**Task data:**
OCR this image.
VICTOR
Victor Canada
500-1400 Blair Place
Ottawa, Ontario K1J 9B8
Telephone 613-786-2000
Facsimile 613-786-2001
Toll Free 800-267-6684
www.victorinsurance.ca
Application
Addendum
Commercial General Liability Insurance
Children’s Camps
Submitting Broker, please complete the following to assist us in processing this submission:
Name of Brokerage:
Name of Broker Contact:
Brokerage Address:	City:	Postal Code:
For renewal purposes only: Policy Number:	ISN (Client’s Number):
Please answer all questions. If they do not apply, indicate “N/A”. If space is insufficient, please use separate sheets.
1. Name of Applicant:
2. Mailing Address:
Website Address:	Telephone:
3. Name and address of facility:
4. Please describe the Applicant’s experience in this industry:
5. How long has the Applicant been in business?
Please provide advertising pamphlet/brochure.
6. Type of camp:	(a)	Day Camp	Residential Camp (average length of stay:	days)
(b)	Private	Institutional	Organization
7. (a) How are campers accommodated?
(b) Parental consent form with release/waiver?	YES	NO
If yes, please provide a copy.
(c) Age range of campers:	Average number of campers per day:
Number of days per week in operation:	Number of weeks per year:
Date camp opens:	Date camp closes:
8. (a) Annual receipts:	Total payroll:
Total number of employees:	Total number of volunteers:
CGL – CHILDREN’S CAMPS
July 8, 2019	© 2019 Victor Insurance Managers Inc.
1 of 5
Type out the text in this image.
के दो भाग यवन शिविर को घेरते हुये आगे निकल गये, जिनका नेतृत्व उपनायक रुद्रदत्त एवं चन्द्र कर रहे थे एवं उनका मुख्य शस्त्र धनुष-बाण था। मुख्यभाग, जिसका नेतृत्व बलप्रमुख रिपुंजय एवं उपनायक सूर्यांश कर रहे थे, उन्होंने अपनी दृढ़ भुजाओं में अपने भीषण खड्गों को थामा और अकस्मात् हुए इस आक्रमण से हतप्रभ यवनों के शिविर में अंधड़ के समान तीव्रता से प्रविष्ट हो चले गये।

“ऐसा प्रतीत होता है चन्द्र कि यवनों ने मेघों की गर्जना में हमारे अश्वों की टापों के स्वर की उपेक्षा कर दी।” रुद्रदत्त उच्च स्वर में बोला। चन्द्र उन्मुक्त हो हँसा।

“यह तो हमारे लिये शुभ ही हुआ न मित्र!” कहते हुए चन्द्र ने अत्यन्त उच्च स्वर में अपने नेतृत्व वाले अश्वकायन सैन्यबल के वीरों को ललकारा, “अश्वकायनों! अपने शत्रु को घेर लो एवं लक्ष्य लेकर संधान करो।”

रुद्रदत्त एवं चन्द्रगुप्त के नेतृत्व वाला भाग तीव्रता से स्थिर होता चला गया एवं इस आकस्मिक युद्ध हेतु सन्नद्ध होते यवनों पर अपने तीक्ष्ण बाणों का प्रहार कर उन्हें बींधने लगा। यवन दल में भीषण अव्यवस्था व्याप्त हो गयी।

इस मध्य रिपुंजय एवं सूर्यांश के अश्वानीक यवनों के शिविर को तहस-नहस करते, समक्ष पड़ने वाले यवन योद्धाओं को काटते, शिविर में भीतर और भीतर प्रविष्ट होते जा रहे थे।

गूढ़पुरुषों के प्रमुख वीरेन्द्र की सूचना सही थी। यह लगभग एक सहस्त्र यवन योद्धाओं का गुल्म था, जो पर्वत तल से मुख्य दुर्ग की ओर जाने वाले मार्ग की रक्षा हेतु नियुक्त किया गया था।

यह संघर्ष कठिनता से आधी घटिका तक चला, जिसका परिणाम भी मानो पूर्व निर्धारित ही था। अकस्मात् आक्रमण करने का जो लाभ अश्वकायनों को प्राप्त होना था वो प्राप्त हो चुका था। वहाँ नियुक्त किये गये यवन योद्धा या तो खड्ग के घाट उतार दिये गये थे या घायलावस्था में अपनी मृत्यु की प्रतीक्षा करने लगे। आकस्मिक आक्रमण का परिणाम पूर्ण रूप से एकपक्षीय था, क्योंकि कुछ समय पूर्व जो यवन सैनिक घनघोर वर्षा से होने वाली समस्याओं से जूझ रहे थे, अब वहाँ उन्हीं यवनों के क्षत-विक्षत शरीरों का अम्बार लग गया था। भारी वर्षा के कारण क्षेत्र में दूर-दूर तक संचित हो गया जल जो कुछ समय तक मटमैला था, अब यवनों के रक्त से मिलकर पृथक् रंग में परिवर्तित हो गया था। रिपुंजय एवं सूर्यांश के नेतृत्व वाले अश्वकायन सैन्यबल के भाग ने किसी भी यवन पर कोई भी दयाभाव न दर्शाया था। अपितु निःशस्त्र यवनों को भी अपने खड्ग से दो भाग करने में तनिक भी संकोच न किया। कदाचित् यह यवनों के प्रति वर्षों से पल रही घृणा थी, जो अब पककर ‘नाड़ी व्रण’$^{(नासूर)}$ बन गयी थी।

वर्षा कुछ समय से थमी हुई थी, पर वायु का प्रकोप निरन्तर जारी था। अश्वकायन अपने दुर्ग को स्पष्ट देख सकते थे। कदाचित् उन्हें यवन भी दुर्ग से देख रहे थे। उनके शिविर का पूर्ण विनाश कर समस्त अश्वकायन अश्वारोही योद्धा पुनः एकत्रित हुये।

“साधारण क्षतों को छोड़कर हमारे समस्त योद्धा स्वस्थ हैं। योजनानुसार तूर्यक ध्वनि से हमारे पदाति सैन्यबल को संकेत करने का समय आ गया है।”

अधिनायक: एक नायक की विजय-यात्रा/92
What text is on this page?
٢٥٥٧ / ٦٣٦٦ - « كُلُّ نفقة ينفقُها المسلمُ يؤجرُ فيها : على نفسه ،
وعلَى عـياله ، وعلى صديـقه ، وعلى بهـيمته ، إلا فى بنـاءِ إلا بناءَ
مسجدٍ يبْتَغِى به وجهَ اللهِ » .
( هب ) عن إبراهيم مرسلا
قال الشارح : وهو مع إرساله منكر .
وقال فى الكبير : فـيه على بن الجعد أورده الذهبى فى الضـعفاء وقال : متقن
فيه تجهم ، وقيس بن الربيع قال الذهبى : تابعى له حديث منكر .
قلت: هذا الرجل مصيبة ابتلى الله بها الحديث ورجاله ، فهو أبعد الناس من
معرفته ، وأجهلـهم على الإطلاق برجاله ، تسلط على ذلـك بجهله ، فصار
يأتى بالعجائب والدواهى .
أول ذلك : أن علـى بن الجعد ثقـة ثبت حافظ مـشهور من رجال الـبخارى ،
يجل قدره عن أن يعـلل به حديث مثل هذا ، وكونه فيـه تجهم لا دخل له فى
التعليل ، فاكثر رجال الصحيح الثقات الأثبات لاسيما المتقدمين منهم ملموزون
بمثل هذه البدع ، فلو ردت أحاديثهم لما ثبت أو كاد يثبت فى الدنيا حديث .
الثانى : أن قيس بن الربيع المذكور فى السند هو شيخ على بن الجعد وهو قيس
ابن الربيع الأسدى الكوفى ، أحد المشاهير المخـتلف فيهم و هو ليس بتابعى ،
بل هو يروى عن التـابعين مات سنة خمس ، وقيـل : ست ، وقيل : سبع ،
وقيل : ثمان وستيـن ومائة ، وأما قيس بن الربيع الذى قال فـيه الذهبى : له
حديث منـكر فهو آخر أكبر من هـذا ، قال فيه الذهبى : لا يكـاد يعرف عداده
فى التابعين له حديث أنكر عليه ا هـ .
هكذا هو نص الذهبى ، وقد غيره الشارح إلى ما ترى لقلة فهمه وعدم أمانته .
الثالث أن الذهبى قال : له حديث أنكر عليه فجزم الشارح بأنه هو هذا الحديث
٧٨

**What is being asked:** Return precisely the lines of the records, starting with the line that holds "What text is on this page?" and ending with the last one.

**The completed task:**
What text is on this page?
٢٥٥٧ / ٦٣٦٦ - « كُلُّ نفقة ينفقُها المسلمُ يؤجرُ فيها : على نفسه ،
وعلَى عـياله ، وعلى صديـقه ، وعلى بهـيمته ، إلا فى بنـاءِ إلا بناءَ
مسجدٍ يبْتَغِى به وجهَ اللهِ » .
( هب ) عن إبراهيم مرسلا
قال الشارح : وهو مع إرساله منكر .
وقال فى الكبير : فـيه على بن الجعد أورده الذهبى فى الضـعفاء وقال : متقن
فيه تجهم ، وقيس بن الربيع قال الذهبى : تابعى له حديث منكر .
قلت: هذا الرجل مصيبة ابتلى الله بها الحديث ورجاله ، فهو أبعد الناس من
معرفته ، وأجهلـهم على الإطلاق برجاله ، تسلط على ذلـك بجهله ، فصار
يأتى بالعجائب والدواهى .
أول ذلك : أن علـى بن الجعد ثقـة ثبت حافظ مـشهور من رجال الـبخارى ،
يجل قدره عن أن يعـلل به حديث مثل هذا ، وكونه فيـه تجهم لا دخل له فى
التعليل ، فاكثر رجال الصحيح الثقات الأثبات لاسيما المتقدمين منهم ملموزون
بمثل هذه البدع ، فلو ردت أحاديثهم لما ثبت أو كاد يثبت فى الدنيا حديث .
الثانى : أن قيس بن الربيع المذكور فى السند هو شيخ على بن الجعد وهو قيس
ابن الربيع الأسدى الكوفى ، أحد المشاهير المخـتلف فيهم و هو ليس بتابعى ،
بل هو يروى عن التـابعين مات سنة خمس ، وقيـل : ست ، وقيل : سبع ،
وقيل : ثمان وستيـن ومائة ، وأما قيس بن الربيع الذى قال فـيه الذهبى : له
حديث منـكر فهو آخر أكبر من هـذا ، قال فيه الذهبى : لا يكـاد يعرف عداده
فى التابعين له حديث أنكر عليه ا هـ .
هكذا هو نص الذهبى ، وقد غيره الشارح إلى ما ترى لقلة فهمه وعدم أمانته .
الثالث أن الذهبى قال : له حديث أنكر عليه فجزم الشارح بأنه هو هذا الحديث
٧٨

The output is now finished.